* _Task objective_:
Look through the lines below and extract each one that contains "profile".

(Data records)
════════════════════
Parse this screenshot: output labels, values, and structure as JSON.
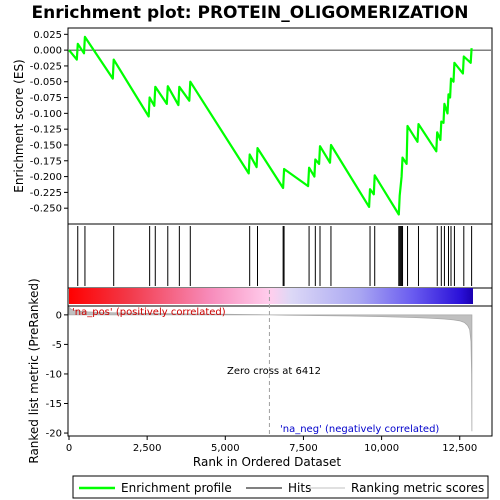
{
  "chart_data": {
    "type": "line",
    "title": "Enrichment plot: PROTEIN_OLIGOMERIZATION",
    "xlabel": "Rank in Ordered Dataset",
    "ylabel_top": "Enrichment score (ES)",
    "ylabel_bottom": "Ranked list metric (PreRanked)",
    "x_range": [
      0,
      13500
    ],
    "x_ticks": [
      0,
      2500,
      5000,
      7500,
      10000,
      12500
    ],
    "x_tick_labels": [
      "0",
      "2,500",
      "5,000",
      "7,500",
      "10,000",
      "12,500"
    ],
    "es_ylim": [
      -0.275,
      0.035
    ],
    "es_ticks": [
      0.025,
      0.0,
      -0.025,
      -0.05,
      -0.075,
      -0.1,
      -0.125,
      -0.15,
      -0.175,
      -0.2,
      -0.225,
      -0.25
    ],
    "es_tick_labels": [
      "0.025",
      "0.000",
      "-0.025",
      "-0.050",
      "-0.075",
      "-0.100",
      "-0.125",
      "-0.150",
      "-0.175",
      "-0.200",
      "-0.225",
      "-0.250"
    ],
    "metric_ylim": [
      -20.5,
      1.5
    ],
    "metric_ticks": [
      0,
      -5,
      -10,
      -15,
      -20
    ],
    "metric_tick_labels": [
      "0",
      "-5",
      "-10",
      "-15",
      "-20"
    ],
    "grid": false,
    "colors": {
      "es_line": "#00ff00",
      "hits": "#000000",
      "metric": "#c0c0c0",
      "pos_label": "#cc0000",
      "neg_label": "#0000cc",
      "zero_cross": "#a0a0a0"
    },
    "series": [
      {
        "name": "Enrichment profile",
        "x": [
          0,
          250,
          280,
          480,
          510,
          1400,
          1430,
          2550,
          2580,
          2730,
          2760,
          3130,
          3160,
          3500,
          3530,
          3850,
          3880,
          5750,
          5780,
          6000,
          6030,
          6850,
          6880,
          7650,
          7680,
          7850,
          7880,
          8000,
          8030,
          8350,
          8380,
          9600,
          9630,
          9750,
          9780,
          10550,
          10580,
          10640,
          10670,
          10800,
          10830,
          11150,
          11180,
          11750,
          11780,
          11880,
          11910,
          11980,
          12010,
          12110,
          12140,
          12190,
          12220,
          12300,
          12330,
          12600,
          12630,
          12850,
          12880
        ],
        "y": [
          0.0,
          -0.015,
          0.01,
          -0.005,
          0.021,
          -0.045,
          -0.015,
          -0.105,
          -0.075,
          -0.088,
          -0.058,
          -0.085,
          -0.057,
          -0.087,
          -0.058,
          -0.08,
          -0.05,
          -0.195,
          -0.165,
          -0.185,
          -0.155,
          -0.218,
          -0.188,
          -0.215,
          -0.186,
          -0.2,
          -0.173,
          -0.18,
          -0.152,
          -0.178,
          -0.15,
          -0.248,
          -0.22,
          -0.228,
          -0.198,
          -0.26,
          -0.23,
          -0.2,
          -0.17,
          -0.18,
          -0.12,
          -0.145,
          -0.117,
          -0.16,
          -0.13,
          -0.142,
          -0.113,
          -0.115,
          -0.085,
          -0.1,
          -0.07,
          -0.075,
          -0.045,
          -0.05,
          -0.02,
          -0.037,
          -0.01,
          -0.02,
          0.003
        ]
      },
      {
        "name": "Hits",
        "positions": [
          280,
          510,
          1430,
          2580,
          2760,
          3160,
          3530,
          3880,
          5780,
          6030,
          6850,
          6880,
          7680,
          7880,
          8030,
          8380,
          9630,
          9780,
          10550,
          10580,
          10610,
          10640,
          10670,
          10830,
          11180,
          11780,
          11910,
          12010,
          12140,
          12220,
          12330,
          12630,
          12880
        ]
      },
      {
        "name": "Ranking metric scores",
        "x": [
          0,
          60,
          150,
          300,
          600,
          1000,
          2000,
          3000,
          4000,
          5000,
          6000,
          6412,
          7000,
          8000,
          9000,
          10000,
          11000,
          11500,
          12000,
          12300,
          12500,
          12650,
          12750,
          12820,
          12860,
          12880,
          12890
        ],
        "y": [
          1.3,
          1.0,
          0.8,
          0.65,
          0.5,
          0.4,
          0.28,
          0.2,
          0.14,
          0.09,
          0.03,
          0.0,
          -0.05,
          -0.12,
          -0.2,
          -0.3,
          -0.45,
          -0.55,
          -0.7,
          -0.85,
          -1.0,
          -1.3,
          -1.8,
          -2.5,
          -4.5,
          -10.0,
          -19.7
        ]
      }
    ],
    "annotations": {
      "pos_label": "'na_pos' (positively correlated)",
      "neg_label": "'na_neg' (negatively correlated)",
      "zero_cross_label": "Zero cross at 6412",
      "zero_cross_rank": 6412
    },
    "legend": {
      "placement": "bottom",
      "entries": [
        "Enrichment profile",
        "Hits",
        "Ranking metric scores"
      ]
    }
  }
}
════════════════════
* _Output below_:
        "name": "Enrichment profile",
        "Enrichment profile",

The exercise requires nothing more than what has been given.